— Begin RECORDS PROVIDED —

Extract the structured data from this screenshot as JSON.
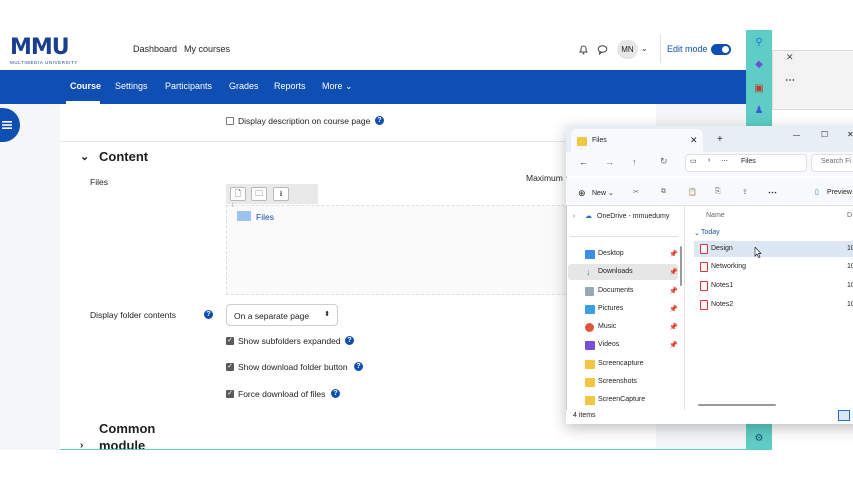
{
  "moodle": {
    "logo": {
      "main_left": "MMU",
      "tagline": "MULTIMEDIA UNIVERSITY"
    },
    "top_links": [
      "Dashboard",
      "My courses"
    ],
    "user_initials": "MN",
    "edit_mode_label": "Edit mode",
    "nav": {
      "course": "Course",
      "settings": "Settings",
      "participants": "Participants",
      "grades": "Grades",
      "reports": "Reports",
      "more": "More"
    },
    "display_description": "Display description on course page",
    "content_title": "Content",
    "files_label": "Files",
    "maximum_label": "Maximum",
    "filepicker_folder": "Files",
    "display_folder_label": "Display folder contents",
    "display_folder_value": "On a separate page",
    "show_subfolders": "Show subfolders expanded",
    "show_download": "Show download folder button",
    "force_download": "Force download of files",
    "common_module_line1": "Common",
    "common_module_line2": "module"
  },
  "explorer": {
    "tab_title": "Files",
    "address": "Files",
    "search_placeholder": "Search Fi",
    "new_label": "New",
    "preview_label": "Preview",
    "column_name": "Name",
    "column_d": "D",
    "group_today": "Today",
    "nav_items": [
      {
        "label": "OneDrive - mmuedumy"
      },
      {
        "label": "Desktop"
      },
      {
        "label": "Downloads"
      },
      {
        "label": "Documents"
      },
      {
        "label": "Pictures"
      },
      {
        "label": "Music"
      },
      {
        "label": "Videos"
      },
      {
        "label": "Screencapture"
      },
      {
        "label": "Screenshots"
      },
      {
        "label": "ScreenCapture"
      }
    ],
    "files": [
      {
        "name": "Design",
        "col": "10"
      },
      {
        "name": "Networking",
        "col": "10"
      },
      {
        "name": "Notes1",
        "col": "10"
      },
      {
        "name": "Notes2",
        "col": "10"
      }
    ],
    "status_count": "4 items"
  },
  "colors": {
    "moodle_blue": "#0f4fb3",
    "teal_strip": "#5fcdc5",
    "mmu_red": "#d42027"
  }
}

— End RECORDS PROVIDED —

### EXERCISE AIM
Your task is to gather all lines from the entries above that hold the word "page".

### RESULT OF THE TASK
    "display_description": "Display description on course page",
    "display_folder_value": "On a separate page",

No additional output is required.